## WRITTEN PROBLEM
Reproduce the listing below in full and without alteration, apart from its pictures.

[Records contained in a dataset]
>>

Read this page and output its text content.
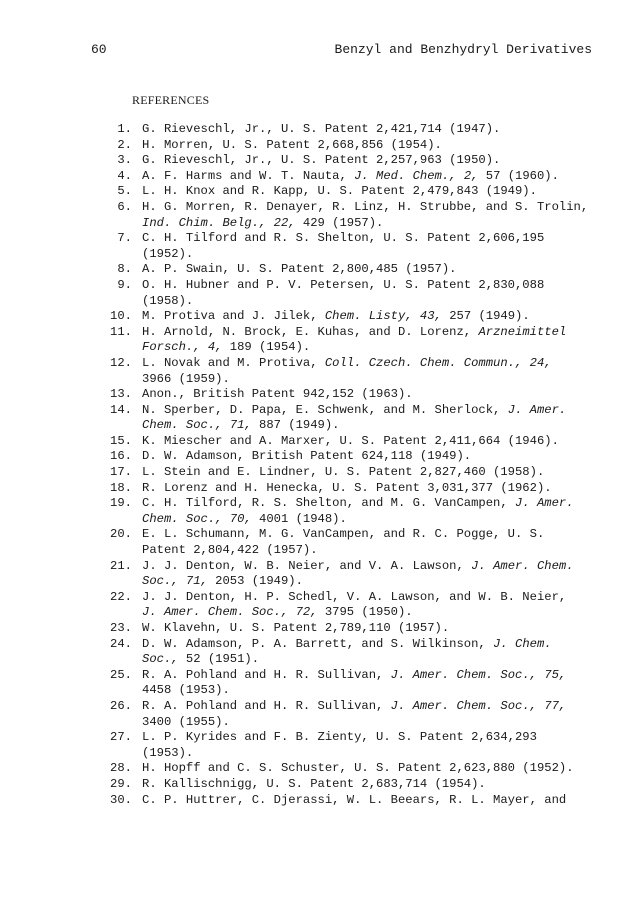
60	Benzyl and Benzhydryl Derivatives
REFERENCES
1. G. Rieveschl, Jr., U. S. Patent 2,421,714 (1947).
2. H. Morren, U. S. Patent 2,668,856 (1954).
3. G. Rieveschl, Jr., U. S. Patent 2,257,963 (1950).
4. A. F. Harms and W. T. Nauta, J. Med. Chem., 2, 57 (1960).
5. L. H. Knox and R. Kapp, U. S. Patent 2,479,843 (1949).
6. H. G. Morren, R. Denayer, R. Linz, H. Strubbe, and S. Trolin,
Ind. Chim. Belg., 22, 429 (1957).
7. C. H. Tilford and R. S. Shelton, U. S. Patent 2,606,195
(1952).
8. A. P. Swain, U. S. Patent 2,800,485 (1957).
9. O. H. Hubner and P. V. Petersen, U. S. Patent 2,830,088
(1958).
10. M. Protiva and J. Jilek, Chem. Listy, 43, 257 (1949).
11. H. Arnold, N. Brock, E. Kuhas, and D. Lorenz, Arzneimittel
Forsch., 4, 189 (1954).
12. L. Novak and M. Protiva, Coll. Czech. Chem. Commun., 24,
3966 (1959).
13. Anon., British Patent 942,152 (1963).
14. N. Sperber, D. Papa, E. Schwenk, and M. Sherlock, J. Amer.
Chem. Soc., 71, 887 (1949).
15. K. Miescher and A. Marxer, U. S. Patent 2,411,664 (1946).
16. D. W. Adamson, British Patent 624,118 (1949).
17. L. Stein and E. Lindner, U. S. Patent 2,827,460 (1958).
18. R. Lorenz and H. Henecka, U. S. Patent 3,031,377 (1962).
19. C. H. Tilford, R. S. Shelton, and M. G. VanCampen, J. Amer.
Chem. Soc., 70, 4001 (1948).
20. E. L. Schumann, M. G. VanCampen, and R. C. Pogge, U. S.
Patent 2,804,422 (1957).
21. J. J. Denton, W. B. Neier, and V. A. Lawson, J. Amer. Chem.
Soc., 71, 2053 (1949).
22. J. J. Denton, H. P. Schedl, V. A. Lawson, and W. B. Neier,
J. Amer. Chem. Soc., 72, 3795 (1950).
23. W. Klavehn, U. S. Patent 2,789,110 (1957).
24. D. W. Adamson, P. A. Barrett, and S. Wilkinson, J. Chem.
Soc., 52 (1951).
25. R. A. Pohland and H. R. Sullivan, J. Amer. Chem. Soc., 75,
4458 (1953).
26. R. A. Pohland and H. R. Sullivan, J. Amer. Chem. Soc., 77,
3400 (1955).
27. L. P. Kyrides and F. B. Zienty, U. S. Patent 2,634,293
(1953).
28. H. Hopff and C. S. Schuster, U. S. Patent 2,623,880 (1952).
29. R. Kallischnigg, U. S. Patent 2,683,714 (1954).
30. C. P. Huttrer, C. Djerassi, W. L. Beears, R. L. Mayer, and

<<

## RESPONSE TO THIS TASK
Read this page and output its text content.
60	Benzyl and Benzhydryl Derivatives
REFERENCES
1. G. Rieveschl, Jr., U. S. Patent 2,421,714 (1947).
2. H. Morren, U. S. Patent 2,668,856 (1954).
3. G. Rieveschl, Jr., U. S. Patent 2,257,963 (1950).
4. A. F. Harms and W. T. Nauta, J. Med. Chem., 2, 57 (1960).
5. L. H. Knox and R. Kapp, U. S. Patent 2,479,843 (1949).
6. H. G. Morren, R. Denayer, R. Linz, H. Strubbe, and S. Trolin,
Ind. Chim. Belg., 22, 429 (1957).
7. C. H. Tilford and R. S. Shelton, U. S. Patent 2,606,195
(1952).
8. A. P. Swain, U. S. Patent 2,800,485 (1957).
9. O. H. Hubner and P. V. Petersen, U. S. Patent 2,830,088
(1958).
10. M. Protiva and J. Jilek, Chem. Listy, 43, 257 (1949).
11. H. Arnold, N. Brock, E. Kuhas, and D. Lorenz, Arzneimittel
Forsch., 4, 189 (1954).
12. L. Novak and M. Protiva, Coll. Czech. Chem. Commun., 24,
3966 (1959).
13. Anon., British Patent 942,152 (1963).
14. N. Sperber, D. Papa, E. Schwenk, and M. Sherlock, J. Amer.
Chem. Soc., 71, 887 (1949).
15. K. Miescher and A. Marxer, U. S. Patent 2,411,664 (1946).
16. D. W. Adamson, British Patent 624,118 (1949).
17. L. Stein and E. Lindner, U. S. Patent 2,827,460 (1958).
18. R. Lorenz and H. Henecka, U. S. Patent 3,031,377 (1962).
19. C. H. Tilford, R. S. Shelton, and M. G. VanCampen, J. Amer.
Chem. Soc., 70, 4001 (1948).
20. E. L. Schumann, M. G. VanCampen, and R. C. Pogge, U. S.
Patent 2,804,422 (1957).
21. J. J. Denton, W. B. Neier, and V. A. Lawson, J. Amer. Chem.
Soc., 71, 2053 (1949).
22. J. J. Denton, H. P. Schedl, V. A. Lawson, and W. B. Neier,
J. Amer. Chem. Soc., 72, 3795 (1950).
23. W. Klavehn, U. S. Patent 2,789,110 (1957).
24. D. W. Adamson, P. A. Barrett, and S. Wilkinson, J. Chem.
Soc., 52 (1951).
25. R. A. Pohland and H. R. Sullivan, J. Amer. Chem. Soc., 75,
4458 (1953).
26. R. A. Pohland and H. R. Sullivan, J. Amer. Chem. Soc., 77,
3400 (1955).
27. L. P. Kyrides and F. B. Zienty, U. S. Patent 2,634,293
(1953).
28. H. Hopff and C. S. Schuster, U. S. Patent 2,623,880 (1952).
29. R. Kallischnigg, U. S. Patent 2,683,714 (1954).
30. C. P. Huttrer, C. Djerassi, W. L. Beears, R. L. Mayer, and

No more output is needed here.